## GIVEN TASK
Images should be left out, and everything else in the listing reproduced exactly.

⁂

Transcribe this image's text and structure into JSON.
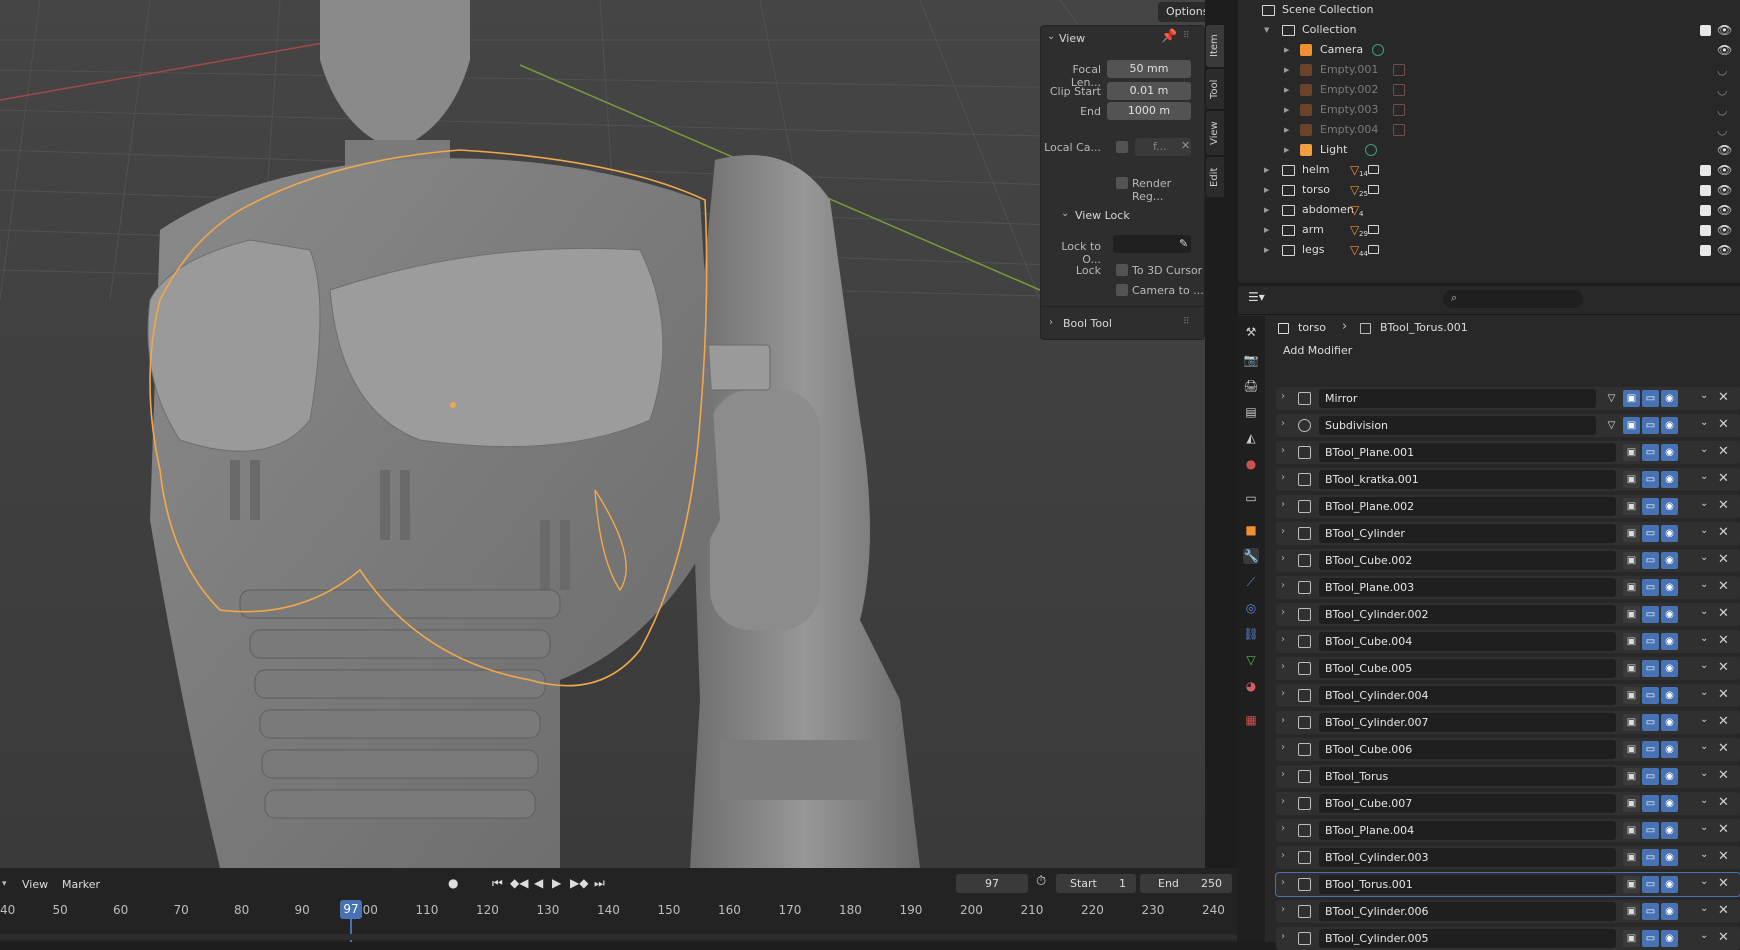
{
  "viewport": {
    "options_label": "Options",
    "npanel": {
      "view_header": "View",
      "focal_length_label": "Focal Len...",
      "focal_length_value": "50 mm",
      "clip_start_label": "Clip Start",
      "clip_start_value": "0.01 m",
      "clip_end_label": "End",
      "clip_end_value": "1000 m",
      "local_camera_label": "Local Ca...",
      "local_camera_value": "f...",
      "render_region_label": "Render Reg...",
      "view_lock_header": "View Lock",
      "lock_to_object_label": "Lock to O...",
      "lock_label": "Lock",
      "to_3d_cursor_label": "To 3D Cursor",
      "camera_to_label": "Camera to ...",
      "bool_tool_header": "Bool Tool"
    },
    "side_tabs": [
      "Item",
      "Tool",
      "View",
      "Edit"
    ]
  },
  "outliner": {
    "scene_collection": "Scene Collection",
    "collection": "Collection",
    "children": [
      {
        "name": "Camera",
        "icon": "camera-icon",
        "dim": false
      },
      {
        "name": "Empty.001",
        "icon": "empty-icon",
        "dim": true
      },
      {
        "name": "Empty.002",
        "icon": "empty-icon",
        "dim": true
      },
      {
        "name": "Empty.003",
        "icon": "empty-icon",
        "dim": true
      },
      {
        "name": "Empty.004",
        "icon": "empty-icon",
        "dim": true
      },
      {
        "name": "Light",
        "icon": "light-icon",
        "dim": false
      }
    ],
    "collections": [
      {
        "name": "helm",
        "count": "14"
      },
      {
        "name": "torso",
        "count": "25"
      },
      {
        "name": "abdomen",
        "count": "4"
      },
      {
        "name": "arm",
        "count": "29"
      },
      {
        "name": "legs",
        "count": "44"
      }
    ]
  },
  "properties": {
    "breadcrumb_object": "torso",
    "breadcrumb_modifier": "BTool_Torus.001",
    "add_modifier_label": "Add Modifier",
    "modifiers": [
      {
        "name": "Mirror",
        "type": "mirror"
      },
      {
        "name": "Subdivision",
        "type": "subdivision"
      },
      {
        "name": "BTool_Plane.001",
        "type": "boolean"
      },
      {
        "name": "BTool_kratka.001",
        "type": "boolean"
      },
      {
        "name": "BTool_Plane.002",
        "type": "boolean"
      },
      {
        "name": "BTool_Cylinder",
        "type": "boolean"
      },
      {
        "name": "BTool_Cube.002",
        "type": "boolean"
      },
      {
        "name": "BTool_Plane.003",
        "type": "boolean"
      },
      {
        "name": "BTool_Cylinder.002",
        "type": "boolean"
      },
      {
        "name": "BTool_Cube.004",
        "type": "boolean"
      },
      {
        "name": "BTool_Cube.005",
        "type": "boolean"
      },
      {
        "name": "BTool_Cylinder.004",
        "type": "boolean"
      },
      {
        "name": "BTool_Cylinder.007",
        "type": "boolean"
      },
      {
        "name": "BTool_Cube.006",
        "type": "boolean"
      },
      {
        "name": "BTool_Torus",
        "type": "boolean"
      },
      {
        "name": "BTool_Cube.007",
        "type": "boolean"
      },
      {
        "name": "BTool_Plane.004",
        "type": "boolean"
      },
      {
        "name": "BTool_Cylinder.003",
        "type": "boolean"
      },
      {
        "name": "BTool_Torus.001",
        "type": "boolean",
        "active": true
      },
      {
        "name": "BTool_Cylinder.006",
        "type": "boolean"
      },
      {
        "name": "BTool_Cylinder.005",
        "type": "boolean"
      }
    ]
  },
  "timeline": {
    "view_menu": "View",
    "marker_menu": "Marker",
    "current_frame": "97",
    "start_label": "Start",
    "start_value": "1",
    "end_label": "End",
    "end_value": "250",
    "playhead_label": "97",
    "ticks": [
      "40",
      "50",
      "60",
      "70",
      "80",
      "90",
      "100",
      "110",
      "120",
      "130",
      "140",
      "150",
      "160",
      "170",
      "180",
      "190",
      "200",
      "210",
      "220",
      "230",
      "240"
    ]
  },
  "colors": {
    "accent": "#4772b3",
    "selection_outline": "#f0a84a",
    "background": "#3d3d3d"
  }
}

⁂

## REPLY
Transcribe this image's text and structure into JSON.
{
  "viewport": {
    "options_label": "Options",
    "npanel": {
      "view_header": "View",
      "focal_length_label": "Focal Len...",
      "focal_length_value": "50 mm",
      "clip_start_label": "Clip Start",
      "clip_start_value": "0.01 m",
      "clip_end_label": "End",
      "clip_end_value": "1000 m",
      "local_camera_label": "Local Ca...",
      "local_camera_value": "f...",
      "render_region_label": "Render Reg...",
      "view_lock_header": "View Lock",
      "lock_to_object_label": "Lock to O...",
      "lock_label": "Lock",
      "to_3d_cursor_label": "To 3D Cursor",
      "camera_to_label": "Camera to ...",
      "bool_tool_header": "Bool Tool"
    },
    "side_tabs": [
      "Item",
      "Tool",
      "View",
      "Edit"
    ]
  },
  "outliner": {
    "scene_collection": "Scene Collection",
    "collection": "Collection",
    "children": [
      {
        "name": "Camera",
        "icon": "camera-icon",
        "dim": false
      },
      {
        "name": "Empty.001",
        "icon": "empty-icon",
        "dim": true
      },
      {
        "name": "Empty.002",
        "icon": "empty-icon",
        "dim": true
      },
      {
        "name": "Empty.003",
        "icon": "empty-icon",
        "dim": true
      },
      {
        "name": "Empty.004",
        "icon": "empty-icon",
        "dim": true
      },
      {
        "name": "Light",
        "icon": "light-icon",
        "dim": false
      }
    ],
    "collections": [
      {
        "name": "helm",
        "count": "14"
      },
      {
        "name": "torso",
        "count": "25"
      },
      {
        "name": "abdomen",
        "count": "4"
      },
      {
        "name": "arm",
        "count": "29"
      },
      {
        "name": "legs",
        "count": "44"
      }
    ]
  },
  "properties": {
    "breadcrumb_object": "torso",
    "breadcrumb_modifier": "BTool_Torus.001",
    "add_modifier_label": "Add Modifier",
    "modifiers": [
      {
        "name": "Mirror",
        "type": "mirror"
      },
      {
        "name": "Subdivision",
        "type": "subdivision"
      },
      {
        "name": "BTool_Plane.001",
        "type": "boolean"
      },
      {
        "name": "BTool_kratka.001",
        "type": "boolean"
      },
      {
        "name": "BTool_Plane.002",
        "type": "boolean"
      },
      {
        "name": "BTool_Cylinder",
        "type": "boolean"
      },
      {
        "name": "BTool_Cube.002",
        "type": "boolean"
      },
      {
        "name": "BTool_Plane.003",
        "type": "boolean"
      },
      {
        "name": "BTool_Cylinder.002",
        "type": "boolean"
      },
      {
        "name": "BTool_Cube.004",
        "type": "boolean"
      },
      {
        "name": "BTool_Cube.005",
        "type": "boolean"
      },
      {
        "name": "BTool_Cylinder.004",
        "type": "boolean"
      },
      {
        "name": "BTool_Cylinder.007",
        "type": "boolean"
      },
      {
        "name": "BTool_Cube.006",
        "type": "boolean"
      },
      {
        "name": "BTool_Torus",
        "type": "boolean"
      },
      {
        "name": "BTool_Cube.007",
        "type": "boolean"
      },
      {
        "name": "BTool_Plane.004",
        "type": "boolean"
      },
      {
        "name": "BTool_Cylinder.003",
        "type": "boolean"
      },
      {
        "name": "BTool_Torus.001",
        "type": "boolean",
        "active": true
      },
      {
        "name": "BTool_Cylinder.006",
        "type": "boolean"
      },
      {
        "name": "BTool_Cylinder.005",
        "type": "boolean"
      }
    ]
  },
  "timeline": {
    "view_menu": "View",
    "marker_menu": "Marker",
    "current_frame": "97",
    "start_label": "Start",
    "start_value": "1",
    "end_label": "End",
    "end_value": "250",
    "playhead_label": "97",
    "ticks": [
      "40",
      "50",
      "60",
      "70",
      "80",
      "90",
      "100",
      "110",
      "120",
      "130",
      "140",
      "150",
      "160",
      "170",
      "180",
      "190",
      "200",
      "210",
      "220",
      "230",
      "240"
    ]
  },
  "colors": {
    "accent": "#4772b3",
    "selection_outline": "#f0a84a",
    "background": "#3d3d3d"
  }
}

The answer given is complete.